*TEXTO DE ESTUDIO*:
-=-=-=-=-

Si Díaz Ayuso hubiera conseguido pasar de fase, es probable que los infectados hubieran aumentado, sí o sí, porque hay gente, mucha gente, muchísima gente, a la que no se le ha hecho ningún test ni prueba para estar seguros de que no están infectados, de que no son portadores, porque hay muchos sanitarios que están arriesgando su vida para curar a los demás pero puede que sean trasmisores sin saberlo, porque no se les ha hecho un examen previo. Y por qué no se les ha hecho esa prueba. Porque si se las hicieran quedarían, voy a ser generosa, parcialmente desabastecidos todos los hospitales, todos los centros de salud. Ya que tendrían que estar en cuarentena.
Díaz Ayuso es el escaparate político de Pablo Casado. Esa palanca de poder es para el PP el ejemplo de la gestión que realizaría si llegara al Palacio de La Moncloa. De hecho, Casado ha hecho casi toda su vida política en la Comunidad y sabe muy bien de la trascendencia de la región, que se ha convertido en los meses del coronavirus en el contrapunto a la gestión socialista en Moncloa.

-=-=-=-=-

*ENTRADAS PROPORCIONADAS*:
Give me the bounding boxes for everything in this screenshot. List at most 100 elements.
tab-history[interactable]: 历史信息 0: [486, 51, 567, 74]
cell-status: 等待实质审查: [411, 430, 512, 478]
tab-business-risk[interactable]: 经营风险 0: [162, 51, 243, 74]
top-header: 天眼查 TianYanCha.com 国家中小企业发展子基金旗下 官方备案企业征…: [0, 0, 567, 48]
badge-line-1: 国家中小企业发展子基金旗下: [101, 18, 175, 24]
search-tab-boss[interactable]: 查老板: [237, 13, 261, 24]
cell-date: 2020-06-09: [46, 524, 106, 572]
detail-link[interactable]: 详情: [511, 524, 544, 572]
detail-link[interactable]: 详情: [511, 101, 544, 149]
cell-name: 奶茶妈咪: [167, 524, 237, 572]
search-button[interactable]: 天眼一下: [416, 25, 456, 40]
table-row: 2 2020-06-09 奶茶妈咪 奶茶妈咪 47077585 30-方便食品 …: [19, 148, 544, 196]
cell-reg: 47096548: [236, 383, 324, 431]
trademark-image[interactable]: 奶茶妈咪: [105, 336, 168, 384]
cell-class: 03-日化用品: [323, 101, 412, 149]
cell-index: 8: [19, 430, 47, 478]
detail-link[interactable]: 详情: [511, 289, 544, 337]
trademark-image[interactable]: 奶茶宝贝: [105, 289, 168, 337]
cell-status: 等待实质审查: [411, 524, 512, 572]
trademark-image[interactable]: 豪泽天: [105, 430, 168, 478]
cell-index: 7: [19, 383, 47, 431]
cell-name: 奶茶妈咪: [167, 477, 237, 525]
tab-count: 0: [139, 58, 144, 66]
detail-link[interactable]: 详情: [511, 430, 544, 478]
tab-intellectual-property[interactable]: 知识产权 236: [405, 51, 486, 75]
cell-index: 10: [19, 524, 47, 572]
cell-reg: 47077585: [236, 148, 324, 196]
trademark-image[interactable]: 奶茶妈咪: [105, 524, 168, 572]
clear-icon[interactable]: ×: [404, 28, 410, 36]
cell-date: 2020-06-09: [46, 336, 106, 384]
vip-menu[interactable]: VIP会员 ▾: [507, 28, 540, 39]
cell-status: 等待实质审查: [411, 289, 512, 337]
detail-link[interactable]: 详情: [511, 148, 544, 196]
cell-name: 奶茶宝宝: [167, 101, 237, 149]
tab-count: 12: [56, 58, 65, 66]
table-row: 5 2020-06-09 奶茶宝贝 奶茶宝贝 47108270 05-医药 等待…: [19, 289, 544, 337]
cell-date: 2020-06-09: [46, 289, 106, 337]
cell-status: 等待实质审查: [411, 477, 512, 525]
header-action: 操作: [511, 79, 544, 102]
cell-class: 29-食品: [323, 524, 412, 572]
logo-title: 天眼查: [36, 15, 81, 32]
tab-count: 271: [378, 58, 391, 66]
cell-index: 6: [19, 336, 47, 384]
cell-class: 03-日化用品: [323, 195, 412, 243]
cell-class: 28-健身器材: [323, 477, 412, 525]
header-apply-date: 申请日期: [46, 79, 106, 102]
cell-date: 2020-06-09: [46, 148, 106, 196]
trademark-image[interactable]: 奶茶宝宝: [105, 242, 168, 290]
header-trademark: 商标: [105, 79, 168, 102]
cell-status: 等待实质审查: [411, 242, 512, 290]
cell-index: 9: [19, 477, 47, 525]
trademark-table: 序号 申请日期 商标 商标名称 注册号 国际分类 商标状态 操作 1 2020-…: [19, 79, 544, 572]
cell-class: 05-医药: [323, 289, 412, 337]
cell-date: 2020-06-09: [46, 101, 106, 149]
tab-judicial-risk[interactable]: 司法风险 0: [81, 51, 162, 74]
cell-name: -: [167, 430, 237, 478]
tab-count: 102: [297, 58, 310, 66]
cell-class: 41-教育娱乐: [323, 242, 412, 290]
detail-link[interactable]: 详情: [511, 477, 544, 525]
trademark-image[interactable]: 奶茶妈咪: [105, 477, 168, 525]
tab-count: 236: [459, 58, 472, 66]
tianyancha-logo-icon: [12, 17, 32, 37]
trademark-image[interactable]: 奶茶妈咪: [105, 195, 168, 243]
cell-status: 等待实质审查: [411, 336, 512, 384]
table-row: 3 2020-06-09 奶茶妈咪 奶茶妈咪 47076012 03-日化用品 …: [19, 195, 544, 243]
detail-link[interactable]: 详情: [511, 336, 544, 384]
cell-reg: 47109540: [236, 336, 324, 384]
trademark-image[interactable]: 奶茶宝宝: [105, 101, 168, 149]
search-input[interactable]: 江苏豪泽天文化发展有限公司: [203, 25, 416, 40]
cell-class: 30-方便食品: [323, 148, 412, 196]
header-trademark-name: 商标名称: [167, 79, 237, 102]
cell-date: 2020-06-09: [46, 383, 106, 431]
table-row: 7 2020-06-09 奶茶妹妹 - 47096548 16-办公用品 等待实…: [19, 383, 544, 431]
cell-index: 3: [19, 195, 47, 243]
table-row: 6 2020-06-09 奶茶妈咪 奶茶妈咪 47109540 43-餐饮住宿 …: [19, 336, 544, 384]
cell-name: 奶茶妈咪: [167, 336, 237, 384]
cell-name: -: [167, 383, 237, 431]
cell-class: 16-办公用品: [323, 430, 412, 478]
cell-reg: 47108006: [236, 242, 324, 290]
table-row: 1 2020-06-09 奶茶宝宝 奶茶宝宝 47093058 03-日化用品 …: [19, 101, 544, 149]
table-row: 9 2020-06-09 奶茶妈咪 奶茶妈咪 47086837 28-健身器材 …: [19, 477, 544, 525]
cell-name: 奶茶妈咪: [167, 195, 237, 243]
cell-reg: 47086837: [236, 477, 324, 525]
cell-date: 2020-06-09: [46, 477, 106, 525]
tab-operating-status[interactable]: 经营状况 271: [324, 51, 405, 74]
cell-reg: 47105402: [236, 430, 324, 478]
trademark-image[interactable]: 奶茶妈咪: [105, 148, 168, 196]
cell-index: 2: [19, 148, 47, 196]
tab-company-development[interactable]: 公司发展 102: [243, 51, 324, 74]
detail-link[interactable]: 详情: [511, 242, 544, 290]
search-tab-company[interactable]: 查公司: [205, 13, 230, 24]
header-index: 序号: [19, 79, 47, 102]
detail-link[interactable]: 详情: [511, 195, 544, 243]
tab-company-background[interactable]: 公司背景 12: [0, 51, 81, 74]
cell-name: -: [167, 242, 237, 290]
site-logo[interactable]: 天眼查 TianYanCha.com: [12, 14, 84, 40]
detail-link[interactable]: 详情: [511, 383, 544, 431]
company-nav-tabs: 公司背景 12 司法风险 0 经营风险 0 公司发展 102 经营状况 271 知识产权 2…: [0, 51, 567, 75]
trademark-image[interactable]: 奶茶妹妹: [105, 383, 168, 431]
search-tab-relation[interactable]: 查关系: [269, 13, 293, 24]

-=-=-=-=-

*INSTRUCCIONES DE LA TAREA*: ¿Puedes transcribir íntegro y sin ningún cambio el texto sobre Díaz Ayuso? Las entradas no hacen falta para resolver esto.

*RESULTADO DE LA TAREA*:
Si Díaz Ayuso hubiera conseguido pasar de fase, es probable que los infectados hubieran aumentado, sí o sí, porque hay gente, mucha gente, muchísima gente, a la que no se le ha hecho ningún test ni prueba para estar seguros de que no están infectados, de que no son portadores, porque hay muchos sanitarios que están arriesgando su vida para curar a los demás pero puede que sean trasmisores sin saberlo, porque no se les ha hecho un examen previo. Y por qué no se les ha hecho esa prueba. Porque si se las hicieran quedarían, voy a ser generosa, parcialmente desabastecidos todos los hospitales, todos los centros de salud. Ya que tendrían que estar en cuarentena.
Díaz Ayuso es el escaparate político de Pablo Casado. Esa palanca de poder es para el PP el ejemplo de la gestión que realizaría si llegara al Palacio de La Moncloa. De hecho, Casado ha hecho casi toda su vida política en la Comunidad y sabe muy bien de la trascendencia de la región, que se ha convertido en los meses del coronavirus en el contrapunto a la gestión socialista en Moncloa.